Output each line of the material exactly as it stands.
[begin Listed records]
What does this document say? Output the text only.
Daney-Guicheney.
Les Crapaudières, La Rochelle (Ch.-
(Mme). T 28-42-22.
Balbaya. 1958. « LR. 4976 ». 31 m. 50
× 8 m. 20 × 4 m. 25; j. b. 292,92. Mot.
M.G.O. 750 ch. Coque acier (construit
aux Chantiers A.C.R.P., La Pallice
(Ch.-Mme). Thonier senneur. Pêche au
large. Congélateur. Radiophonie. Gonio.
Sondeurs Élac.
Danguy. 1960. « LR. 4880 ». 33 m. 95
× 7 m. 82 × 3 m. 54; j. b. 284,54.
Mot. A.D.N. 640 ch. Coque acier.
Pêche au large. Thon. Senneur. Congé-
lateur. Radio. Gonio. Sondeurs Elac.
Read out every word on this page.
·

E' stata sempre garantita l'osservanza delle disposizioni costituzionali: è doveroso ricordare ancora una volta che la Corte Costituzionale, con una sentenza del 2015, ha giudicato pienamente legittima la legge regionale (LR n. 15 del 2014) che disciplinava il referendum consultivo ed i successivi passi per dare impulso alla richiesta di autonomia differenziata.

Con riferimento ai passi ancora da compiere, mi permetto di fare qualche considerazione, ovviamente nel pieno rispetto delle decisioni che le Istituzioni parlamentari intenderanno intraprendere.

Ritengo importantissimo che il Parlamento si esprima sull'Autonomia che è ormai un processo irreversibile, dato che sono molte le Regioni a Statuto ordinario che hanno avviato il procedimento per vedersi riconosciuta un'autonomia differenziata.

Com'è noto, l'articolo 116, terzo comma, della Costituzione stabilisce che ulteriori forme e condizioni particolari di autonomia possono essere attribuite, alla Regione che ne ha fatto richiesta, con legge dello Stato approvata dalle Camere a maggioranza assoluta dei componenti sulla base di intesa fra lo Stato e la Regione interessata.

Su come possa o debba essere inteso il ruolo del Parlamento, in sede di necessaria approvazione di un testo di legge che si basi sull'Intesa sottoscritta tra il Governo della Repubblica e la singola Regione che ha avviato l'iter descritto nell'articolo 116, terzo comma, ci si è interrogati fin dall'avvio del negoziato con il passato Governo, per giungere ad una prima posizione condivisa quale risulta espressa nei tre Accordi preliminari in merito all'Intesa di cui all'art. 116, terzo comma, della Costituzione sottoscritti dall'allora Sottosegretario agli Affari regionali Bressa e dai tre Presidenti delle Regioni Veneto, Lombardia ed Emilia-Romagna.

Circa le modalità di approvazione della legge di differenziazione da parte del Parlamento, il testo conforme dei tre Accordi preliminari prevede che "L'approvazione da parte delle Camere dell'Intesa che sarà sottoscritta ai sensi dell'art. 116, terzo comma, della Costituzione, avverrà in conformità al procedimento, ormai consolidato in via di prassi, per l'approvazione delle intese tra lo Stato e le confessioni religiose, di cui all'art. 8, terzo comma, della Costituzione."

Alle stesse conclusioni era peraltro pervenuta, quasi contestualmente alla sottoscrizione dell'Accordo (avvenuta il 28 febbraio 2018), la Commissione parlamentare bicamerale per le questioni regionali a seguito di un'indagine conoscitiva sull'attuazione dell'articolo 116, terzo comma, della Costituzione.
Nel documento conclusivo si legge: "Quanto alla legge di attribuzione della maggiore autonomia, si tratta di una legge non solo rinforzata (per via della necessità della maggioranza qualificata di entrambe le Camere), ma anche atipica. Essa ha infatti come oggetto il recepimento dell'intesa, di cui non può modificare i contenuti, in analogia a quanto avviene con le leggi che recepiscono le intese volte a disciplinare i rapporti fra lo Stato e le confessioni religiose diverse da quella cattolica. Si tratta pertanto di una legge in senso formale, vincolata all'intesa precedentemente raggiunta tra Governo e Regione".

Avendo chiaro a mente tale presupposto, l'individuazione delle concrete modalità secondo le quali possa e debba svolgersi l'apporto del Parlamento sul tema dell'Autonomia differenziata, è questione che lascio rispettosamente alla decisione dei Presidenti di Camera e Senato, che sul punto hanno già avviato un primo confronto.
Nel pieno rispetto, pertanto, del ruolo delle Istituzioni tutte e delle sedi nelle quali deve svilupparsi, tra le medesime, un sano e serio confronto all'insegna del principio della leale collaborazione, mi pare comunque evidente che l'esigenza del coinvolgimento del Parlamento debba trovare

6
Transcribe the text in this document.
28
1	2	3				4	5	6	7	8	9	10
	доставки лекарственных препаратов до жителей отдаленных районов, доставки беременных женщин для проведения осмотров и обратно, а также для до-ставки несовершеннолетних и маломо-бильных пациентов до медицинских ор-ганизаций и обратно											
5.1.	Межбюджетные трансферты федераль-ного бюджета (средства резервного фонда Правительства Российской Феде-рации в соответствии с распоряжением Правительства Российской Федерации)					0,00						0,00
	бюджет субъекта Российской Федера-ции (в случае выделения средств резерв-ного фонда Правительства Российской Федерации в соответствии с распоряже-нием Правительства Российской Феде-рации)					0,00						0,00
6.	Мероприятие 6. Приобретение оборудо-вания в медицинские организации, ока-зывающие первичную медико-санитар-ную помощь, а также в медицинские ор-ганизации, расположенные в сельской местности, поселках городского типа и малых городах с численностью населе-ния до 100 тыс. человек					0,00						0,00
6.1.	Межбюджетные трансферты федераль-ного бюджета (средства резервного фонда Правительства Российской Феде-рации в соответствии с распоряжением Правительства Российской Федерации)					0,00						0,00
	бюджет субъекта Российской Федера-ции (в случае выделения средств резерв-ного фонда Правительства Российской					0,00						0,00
[end Listed records]
Written response:
What does this document say? Output the text only.
Daney-Guicheney.
Les Crapaudières, La Rochelle (Ch.-
(Mme). T 28-42-22.
Balbaya. 1958. « LR. 4976 ». 31 m. 50
× 8 m. 20 × 4 m. 25; j. b. 292,92. Mot.
M.G.O. 750 ch. Coque acier (construit
aux Chantiers A.C.R.P., La Pallice
(Ch.-Mme). Thonier senneur. Pêche au
large. Congélateur. Radiophonie. Gonio.
Sondeurs Élac.
Danguy. 1960. « LR. 4880 ». 33 m. 95
× 7 m. 82 × 3 m. 54; j. b. 284,54.
Mot. A.D.N. 640 ch. Coque acier.
Pêche au large. Thon. Senneur. Congé-
lateur. Radio. Gonio. Sondeurs Elac.
Read out every word on this page.
·

E' stata sempre garantita l'osservanza delle disposizioni costituzionali: è doveroso ricordare ancora una volta che la Corte Costituzionale, con una sentenza del 2015, ha giudicato pienamente legittima la legge regionale (LR n. 15 del 2014) che disciplinava il referendum consultivo ed i successivi passi per dare impulso alla richiesta di autonomia differenziata.

Con riferimento ai passi ancora da compiere, mi permetto di fare qualche considerazione, ovviamente nel pieno rispetto delle decisioni che le Istituzioni parlamentari intenderanno intraprendere.

Ritengo importantissimo che il Parlamento si esprima sull'Autonomia che è ormai un processo irreversibile, dato che sono molte le Regioni a Statuto ordinario che hanno avviato il procedimento per vedersi riconosciuta un'autonomia differenziata.

Com'è noto, l'articolo 116, terzo comma, della Costituzione stabilisce che ulteriori forme e condizioni particolari di autonomia possono essere attribuite, alla Regione che ne ha fatto richiesta, con legge dello Stato approvata dalle Camere a maggioranza assoluta dei componenti sulla base di intesa fra lo Stato e la Regione interessata.

Su come possa o debba essere inteso il ruolo del Parlamento, in sede di necessaria approvazione di un testo di legge che si basi sull'Intesa sottoscritta tra il Governo della Repubblica e la singola Regione che ha avviato l'iter descritto nell'articolo 116, terzo comma, ci si è interrogati fin dall'avvio del negoziato con il passato Governo, per giungere ad una prima posizione condivisa quale risulta espressa nei tre Accordi preliminari in merito all'Intesa di cui all'art. 116, terzo comma, della Costituzione sottoscritti dall'allora Sottosegretario agli Affari regionali Bressa e dai tre Presidenti delle Regioni Veneto, Lombardia ed Emilia-Romagna.

Circa le modalità di approvazione della legge di differenziazione da parte del Parlamento, il testo conforme dei tre Accordi preliminari prevede che "L'approvazione da parte delle Camere dell'Intesa che sarà sottoscritta ai sensi dell'art. 116, terzo comma, della Costituzione, avverrà in conformità al procedimento, ormai consolidato in via di prassi, per l'approvazione delle intese tra lo Stato e le confessioni religiose, di cui all'art. 8, terzo comma, della Costituzione."

Alle stesse conclusioni era peraltro pervenuta, quasi contestualmente alla sottoscrizione dell'Accordo (avvenuta il 28 febbraio 2018), la Commissione parlamentare bicamerale per le questioni regionali a seguito di un'indagine conoscitiva sull'attuazione dell'articolo 116, terzo comma, della Costituzione.
Nel documento conclusivo si legge: "Quanto alla legge di attribuzione della maggiore autonomia, si tratta di una legge non solo rinforzata (per via della necessità della maggioranza qualificata di entrambe le Camere), ma anche atipica. Essa ha infatti come oggetto il recepimento dell'intesa, di cui non può modificare i contenuti, in analogia a quanto avviene con le leggi che recepiscono le intese volte a disciplinare i rapporti fra lo Stato e le confessioni religiose diverse da quella cattolica. Si tratta pertanto di una legge in senso formale, vincolata all'intesa precedentemente raggiunta tra Governo e Regione".

Avendo chiaro a mente tale presupposto, l'individuazione delle concrete modalità secondo le quali possa e debba svolgersi l'apporto del Parlamento sul tema dell'Autonomia differenziata, è questione che lascio rispettosamente alla decisione dei Presidenti di Camera e Senato, che sul punto hanno già avviato un primo confronto.
Nel pieno rispetto, pertanto, del ruolo delle Istituzioni tutte e delle sedi nelle quali deve svilupparsi, tra le medesime, un sano e serio confronto all'insegna del principio della leale collaborazione, mi pare comunque evidente che l'esigenza del coinvolgimento del Parlamento debba trovare

6
Transcribe the text in this document.
28
1	2	3				4	5	6	7	8	9	10
	доставки лекарственных препаратов до жителей отдаленных районов, доставки беременных женщин для проведения осмотров и обратно, а также для до-ставки несовершеннолетних и маломо-бильных пациентов до медицинских ор-ганизаций и обратно											
5.1.	Межбюджетные трансферты федераль-ного бюджета (средства резервного фонда Правительства Российской Феде-рации в соответствии с распоряжением Правительства Российской Федерации)					0,00						0,00
	бюджет субъекта Российской Федера-ции (в случае выделения средств резерв-ного фонда Правительства Российской Федерации в соответствии с распоряже-нием Правительства Российской Феде-рации)					0,00						0,00
6.	Мероприятие 6. Приобретение оборудо-вания в медицинские организации, ока-зывающие первичную медико-санитар-ную помощь, а также в медицинские ор-ганизации, расположенные в сельской местности, поселках городского типа и малых городах с численностью населе-ния до 100 тыс. человек					0,00						0,00
6.1.	Межбюджетные трансферты федераль-ного бюджета (средства резервного фонда Правительства Российской Феде-рации в соответствии с распоряжением Правительства Российской Федерации)					0,00						0,00
	бюджет субъекта Российской Федера-ции (в случае выделения средств резерв-ного фонда Правительства Российской					0,00						0,00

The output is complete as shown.